(Source data)
** START **

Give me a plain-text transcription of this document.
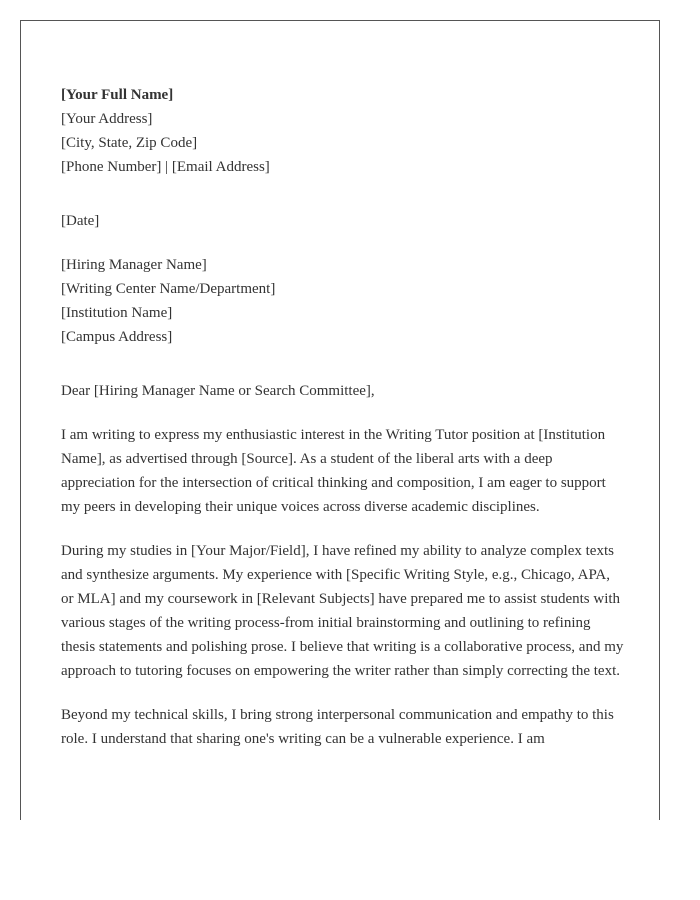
[Your Full Name]

[Your Address]

[City, State, Zip Code]

[Phone Number] | [Email Address]

[Date]

[Hiring Manager Name]

[Writing Center Name/Department]

[Institution Name]

[Campus Address]

Dear [Hiring Manager Name or Search Committee],

I am writing to express my enthusiastic interest in the Writing Tutor position at [Institution Name], as advertised through [Source]. As a student of the liberal arts with a deep appreciation for the intersection of critical thinking and composition, I am eager to support my peers in developing their unique voices across diverse academic disciplines.

During my studies in [Your Major/Field], I have refined my ability to analyze complex texts and synthesize arguments. My experience with [Specific Writing Style, e.g., Chicago, APA, or MLA] and my coursework in [Relevant Subjects] have prepared me to assist students with various stages of the writing process-from initial brainstorming and outlining to refining thesis statements and polishing prose. I believe that writing is a collaborative process, and my approach to tutoring focuses on empowering the writer rather than simply correcting the text.

Beyond my technical skills, I bring strong interpersonal communication and empathy to this role. I understand that sharing one's writing can be a vulnerable experience. I am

** END **

Goal:
Without including any picture, retype the entries exactly.

Answer for the task:
Give me a plain-text transcription of this document.
[Your Full Name]

[Your Address]

[City, State, Zip Code]

[Phone Number] | [Email Address]

[Date]

[Hiring Manager Name]

[Writing Center Name/Department]

[Institution Name]

[Campus Address]

Dear [Hiring Manager Name or Search Committee],

I am writing to express my enthusiastic interest in the Writing Tutor position at [Institution Name], as advertised through [Source]. As a student of the liberal arts with a deep appreciation for the intersection of critical thinking and composition, I am eager to support my peers in developing their unique voices across diverse academic disciplines.

During my studies in [Your Major/Field], I have refined my ability to analyze complex texts and synthesize arguments. My experience with [Specific Writing Style, e.g., Chicago, APA, or MLA] and my coursework in [Relevant Subjects] have prepared me to assist students with various stages of the writing process-from initial brainstorming and outlining to refining thesis statements and polishing prose. I believe that writing is a collaborative process, and my approach to tutoring focuses on empowering the writer rather than simply correcting the text.

Beyond my technical skills, I bring strong interpersonal communication and empathy to this role. I understand that sharing one's writing can be a vulnerable experience. I am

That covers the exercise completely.